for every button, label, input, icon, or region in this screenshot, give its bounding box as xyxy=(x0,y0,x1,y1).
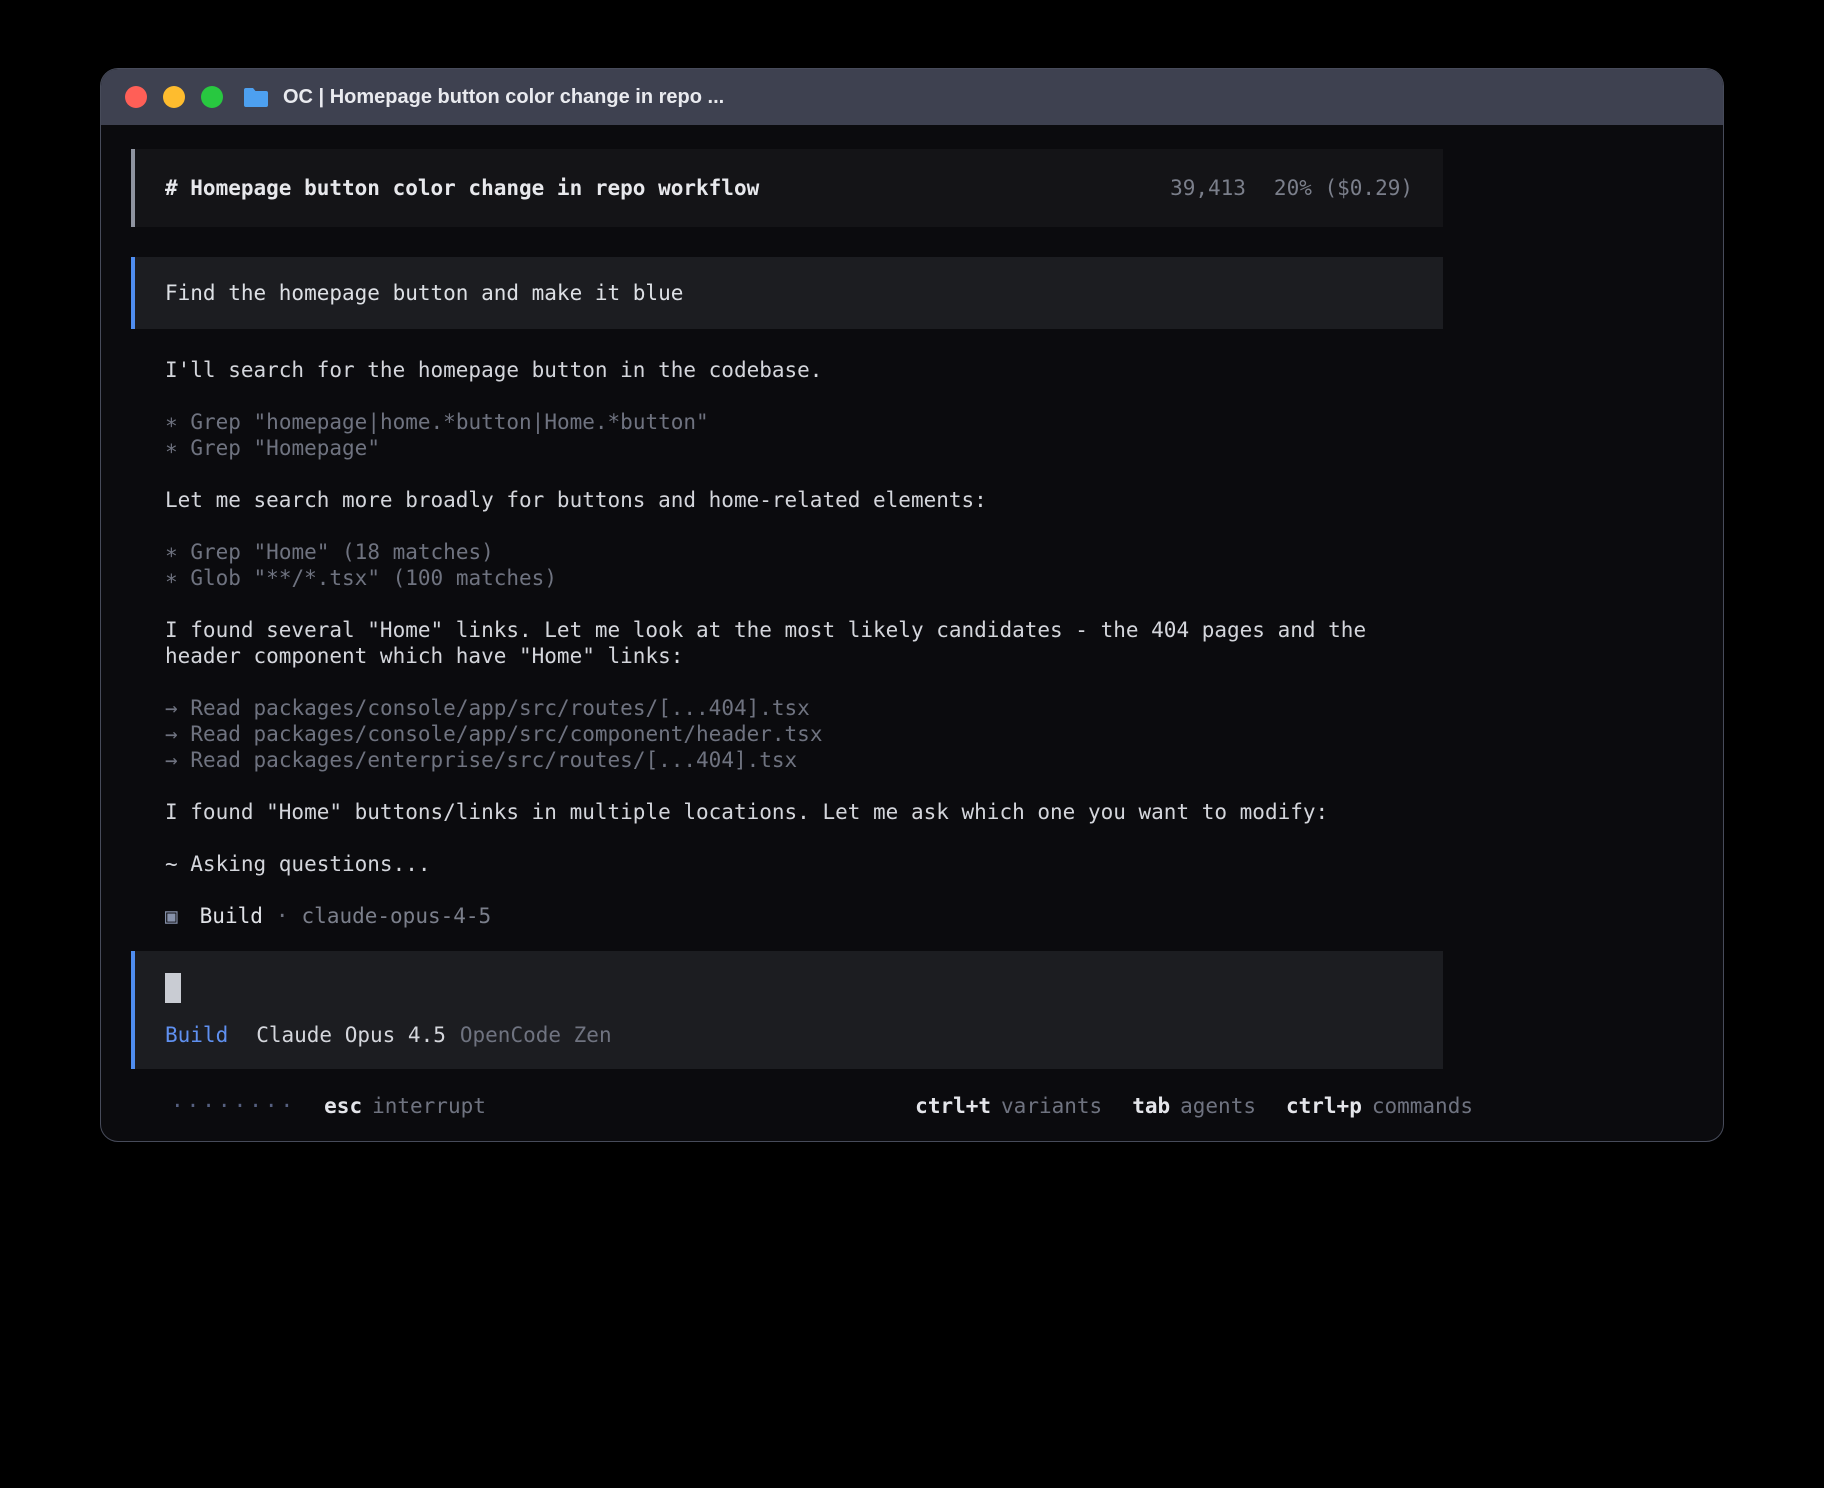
token-count: 39,413 xyxy=(1170,176,1246,200)
agent-status-line: ▣ Build · claude-opus-4-5 xyxy=(165,903,1443,929)
minimize-window-button[interactable] xyxy=(163,86,185,108)
terminal-window: OC | Homepage button color change in rep… xyxy=(100,68,1724,1142)
tool-call-text: Grep "homepage|home.*button|Home.*button… xyxy=(190,410,708,434)
tool-call-group: ∗ Grep "Home" (18 matches) ∗ Glob "**/*.… xyxy=(165,539,1443,591)
folder-icon xyxy=(243,86,269,108)
tool-call-line: ∗ Grep "homepage|home.*button|Home.*butt… xyxy=(165,409,1443,435)
status-bar-right: ctrl+t variants tab agents ctrl+p commands xyxy=(915,1093,1473,1119)
tool-call-text: Grep "Homepage" xyxy=(190,436,380,460)
separator-dot: · xyxy=(276,903,289,929)
esc-key: esc xyxy=(324,1094,362,1118)
user-message: Find the homepage button and make it blu… xyxy=(131,257,1443,329)
prompt-input[interactable]: Build Claude Opus 4.5 OpenCode Zen xyxy=(131,951,1443,1069)
tool-call-line: → Read packages/console/app/src/componen… xyxy=(165,721,1443,747)
arrow-right-icon: → xyxy=(165,722,178,746)
spinner-dots: ········ xyxy=(171,1093,296,1119)
context-usage: 20% ($0.29) xyxy=(1274,176,1413,200)
status-bar-left: ········ esc interrupt xyxy=(161,1093,486,1119)
hint-variants: ctrl+t variants xyxy=(915,1093,1102,1119)
arrow-right-icon: → xyxy=(165,748,178,772)
close-window-button[interactable] xyxy=(125,86,147,108)
tool-asterisk-icon: ∗ xyxy=(165,540,178,564)
assistant-message: Let me search more broadly for buttons a… xyxy=(165,487,1443,513)
tool-asterisk-icon: ∗ xyxy=(165,566,178,590)
session-title: # Homepage button color change in repo w… xyxy=(165,176,759,200)
session-stats: 39,413 20% ($0.29) xyxy=(1170,176,1413,200)
traffic-lights xyxy=(125,86,223,108)
hint-commands: ctrl+p commands xyxy=(1286,1093,1473,1119)
tool-asterisk-icon: ∗ xyxy=(165,436,178,460)
tool-asterisk-icon: ∗ xyxy=(165,410,178,434)
conversation-transcript: I'll search for the homepage button in t… xyxy=(131,357,1443,929)
user-message-text: Find the homepage button and make it blu… xyxy=(165,281,683,305)
agent-name: Build xyxy=(200,903,263,929)
assistant-message: I found "Home" buttons/links in multiple… xyxy=(165,799,1443,825)
model-id: claude-opus-4-5 xyxy=(302,903,492,929)
model-label[interactable]: Claude Opus 4.5 xyxy=(256,1023,446,1047)
window-title: OC | Homepage button color change in rep… xyxy=(283,86,724,109)
session-header: # Homepage button color change in repo w… xyxy=(131,149,1443,227)
hint-label: agents xyxy=(1180,1094,1256,1118)
tool-call-text: Read packages/console/app/src/component/… xyxy=(190,722,822,746)
arrow-right-icon: → xyxy=(165,696,178,720)
maximize-window-button[interactable] xyxy=(201,86,223,108)
status-bar: ········ esc interrupt ctrl+t variants tab… xyxy=(161,1093,1473,1119)
tool-call-group: → Read packages/console/app/src/routes/[… xyxy=(165,695,1443,773)
tool-call-group: ∗ Grep "homepage|home.*button|Home.*butt… xyxy=(165,409,1443,461)
tool-call-line: → Read packages/console/app/src/routes/[… xyxy=(165,695,1443,721)
tool-call-text: Glob "**/*.tsx" (100 matches) xyxy=(190,566,557,590)
tool-call-line: → Read packages/enterprise/src/routes/[.… xyxy=(165,747,1443,773)
hint-interrupt: esc interrupt xyxy=(324,1093,486,1119)
tool-call-text: Read packages/enterprise/src/routes/[...… xyxy=(190,748,797,772)
tool-call-line: ∗ Grep "Home" (18 matches) xyxy=(165,539,1443,565)
agent-mode-label[interactable]: Build xyxy=(165,1023,228,1047)
hint-label: commands xyxy=(1372,1094,1473,1118)
assistant-text-line: I found "Home" buttons/links in multiple… xyxy=(165,799,1443,825)
assistant-text-line: Let me search more broadly for buttons a… xyxy=(165,487,1443,513)
assistant-message: I'll search for the homepage button in t… xyxy=(165,357,1443,383)
ctrl-t-key: ctrl+t xyxy=(915,1094,991,1118)
input-meta-row: Build Claude Opus 4.5 OpenCode Zen xyxy=(165,1022,1413,1048)
tool-call-text: Grep "Home" (18 matches) xyxy=(190,540,493,564)
assistant-text-line: I found several "Home" links. Let me loo… xyxy=(165,617,1443,669)
tool-call-line: ∗ Grep "Homepage" xyxy=(165,435,1443,461)
text-cursor xyxy=(165,973,181,1003)
window-titlebar[interactable]: OC | Homepage button color change in rep… xyxy=(101,69,1723,125)
tool-call-text: Read packages/console/app/src/routes/[..… xyxy=(190,696,810,720)
tool-call-line: ∗ Glob "**/*.tsx" (100 matches) xyxy=(165,565,1443,591)
tab-key: tab xyxy=(1132,1094,1170,1118)
provider-label: OpenCode Zen xyxy=(460,1023,612,1047)
hint-label: variants xyxy=(1001,1094,1102,1118)
assistant-message: I found several "Home" links. Let me loo… xyxy=(165,617,1443,669)
hint-agents: tab agents xyxy=(1132,1093,1256,1119)
hint-label: interrupt xyxy=(372,1094,486,1118)
assistant-text-line: ~ Asking questions... xyxy=(165,851,1443,877)
agent-icon: ▣ xyxy=(165,903,178,929)
assistant-message: ~ Asking questions... xyxy=(165,851,1443,877)
ctrl-p-key: ctrl+p xyxy=(1286,1094,1362,1118)
assistant-text-line: I'll search for the homepage button in t… xyxy=(165,357,1443,383)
·····
• _Consigne_: Recopiez l'ensemble des données en substituant « asterisk-icon » à « tool-asterisk-icon » partout, sans rien changer d'autre. Omettez les images dans votre réponse.

• _Corrigé_:
for every button, label, input, icon, or region in this screenshot, give its bounding box as xyxy=(x0,y0,x1,y1).
token-count: 39,413 xyxy=(1170,176,1246,200)
agent-status-line: ▣ Build · claude-opus-4-5 xyxy=(165,903,1443,929)
minimize-window-button[interactable] xyxy=(163,86,185,108)
terminal-window: OC | Homepage button color change in rep… xyxy=(100,68,1724,1142)
tool-call-text: Grep "homepage|home.*button|Home.*button… xyxy=(190,410,708,434)
tool-call-group: ∗ Grep "Home" (18 matches) ∗ Glob "**/*.… xyxy=(165,539,1443,591)
folder-icon xyxy=(243,86,269,108)
tool-call-line: ∗ Grep "homepage|home.*button|Home.*butt… xyxy=(165,409,1443,435)
status-bar-right: ctrl+t variants tab agents ctrl+p commands xyxy=(915,1093,1473,1119)
tool-call-text: Grep "Homepage" xyxy=(190,436,380,460)
separator-dot: · xyxy=(276,903,289,929)
esc-key: esc xyxy=(324,1094,362,1118)
user-message: Find the homepage button and make it blu… xyxy=(131,257,1443,329)
prompt-input[interactable]: Build Claude Opus 4.5 OpenCode Zen xyxy=(131,951,1443,1069)
tool-call-line: → Read packages/console/app/src/componen… xyxy=(165,721,1443,747)
arrow-right-icon: → xyxy=(165,722,178,746)
spinner-dots: ········ xyxy=(171,1093,296,1119)
context-usage: 20% ($0.29) xyxy=(1274,176,1413,200)
status-bar-left: ········ esc interrupt xyxy=(161,1093,486,1119)
hint-variants: ctrl+t variants xyxy=(915,1093,1102,1119)
arrow-right-icon: → xyxy=(165,748,178,772)
close-window-button[interactable] xyxy=(125,86,147,108)
asterisk-icon: ∗ xyxy=(165,540,178,564)
assistant-message: Let me search more broadly for buttons a… xyxy=(165,487,1443,513)
asterisk-icon: ∗ xyxy=(165,566,178,590)
session-title: # Homepage button color change in repo w… xyxy=(165,176,759,200)
session-stats: 39,413 20% ($0.29) xyxy=(1170,176,1413,200)
traffic-lights xyxy=(125,86,223,108)
hint-commands: ctrl+p commands xyxy=(1286,1093,1473,1119)
asterisk-icon: ∗ xyxy=(165,436,178,460)
asterisk-icon: ∗ xyxy=(165,410,178,434)
conversation-transcript: I'll search for the homepage button in t… xyxy=(131,357,1443,929)
user-message-text: Find the homepage button and make it blu… xyxy=(165,281,683,305)
agent-name: Build xyxy=(200,903,263,929)
assistant-message: I found "Home" buttons/links in multiple… xyxy=(165,799,1443,825)
model-id: claude-opus-4-5 xyxy=(302,903,492,929)
model-label[interactable]: Claude Opus 4.5 xyxy=(256,1023,446,1047)
window-title: OC | Homepage button color change in rep… xyxy=(283,86,724,109)
session-header: # Homepage button color change in repo w… xyxy=(131,149,1443,227)
hint-label: agents xyxy=(1180,1094,1256,1118)
tool-call-text: Read packages/console/app/src/component/… xyxy=(190,722,822,746)
arrow-right-icon: → xyxy=(165,696,178,720)
maximize-window-button[interactable] xyxy=(201,86,223,108)
status-bar: ········ esc interrupt ctrl+t variants tab… xyxy=(161,1093,1473,1119)
tool-call-group: → Read packages/console/app/src/routes/[… xyxy=(165,695,1443,773)
tool-call-group: ∗ Grep "homepage|home.*button|Home.*butt… xyxy=(165,409,1443,461)
tool-call-line: → Read packages/console/app/src/routes/[… xyxy=(165,695,1443,721)
tool-call-text: Glob "**/*.tsx" (100 matches) xyxy=(190,566,557,590)
tool-call-line: → Read packages/enterprise/src/routes/[.… xyxy=(165,747,1443,773)
hint-interrupt: esc interrupt xyxy=(324,1093,486,1119)
tool-call-text: Read packages/enterprise/src/routes/[...… xyxy=(190,748,797,772)
tool-call-line: ∗ Grep "Home" (18 matches) xyxy=(165,539,1443,565)
agent-mode-label[interactable]: Build xyxy=(165,1023,228,1047)
hint-label: commands xyxy=(1372,1094,1473,1118)
assistant-text-line: I found "Home" buttons/links in multiple… xyxy=(165,799,1443,825)
assistant-text-line: Let me search more broadly for buttons a… xyxy=(165,487,1443,513)
assistant-message: I'll search for the homepage button in t… xyxy=(165,357,1443,383)
ctrl-t-key: ctrl+t xyxy=(915,1094,991,1118)
input-meta-row: Build Claude Opus 4.5 OpenCode Zen xyxy=(165,1022,1413,1048)
tool-call-text: Grep "Home" (18 matches) xyxy=(190,540,493,564)
assistant-text-line: I found several "Home" links. Let me loo… xyxy=(165,617,1443,669)
tool-call-line: ∗ Grep "Homepage" xyxy=(165,435,1443,461)
text-cursor xyxy=(165,973,181,1003)
window-titlebar[interactable]: OC | Homepage button color change in rep… xyxy=(101,69,1723,125)
tool-call-text: Read packages/console/app/src/routes/[..… xyxy=(190,696,810,720)
tool-call-line: ∗ Glob "**/*.tsx" (100 matches) xyxy=(165,565,1443,591)
tab-key: tab xyxy=(1132,1094,1170,1118)
provider-label: OpenCode Zen xyxy=(460,1023,612,1047)
hint-label: variants xyxy=(1001,1094,1102,1118)
assistant-message: I found several "Home" links. Let me loo… xyxy=(165,617,1443,669)
hint-agents: tab agents xyxy=(1132,1093,1256,1119)
hint-label: interrupt xyxy=(372,1094,486,1118)
assistant-text-line: ~ Asking questions... xyxy=(165,851,1443,877)
agent-icon: ▣ xyxy=(165,903,178,929)
assistant-message: ~ Asking questions... xyxy=(165,851,1443,877)
ctrl-p-key: ctrl+p xyxy=(1286,1094,1362,1118)
assistant-text-line: I'll search for the homepage button in t… xyxy=(165,357,1443,383)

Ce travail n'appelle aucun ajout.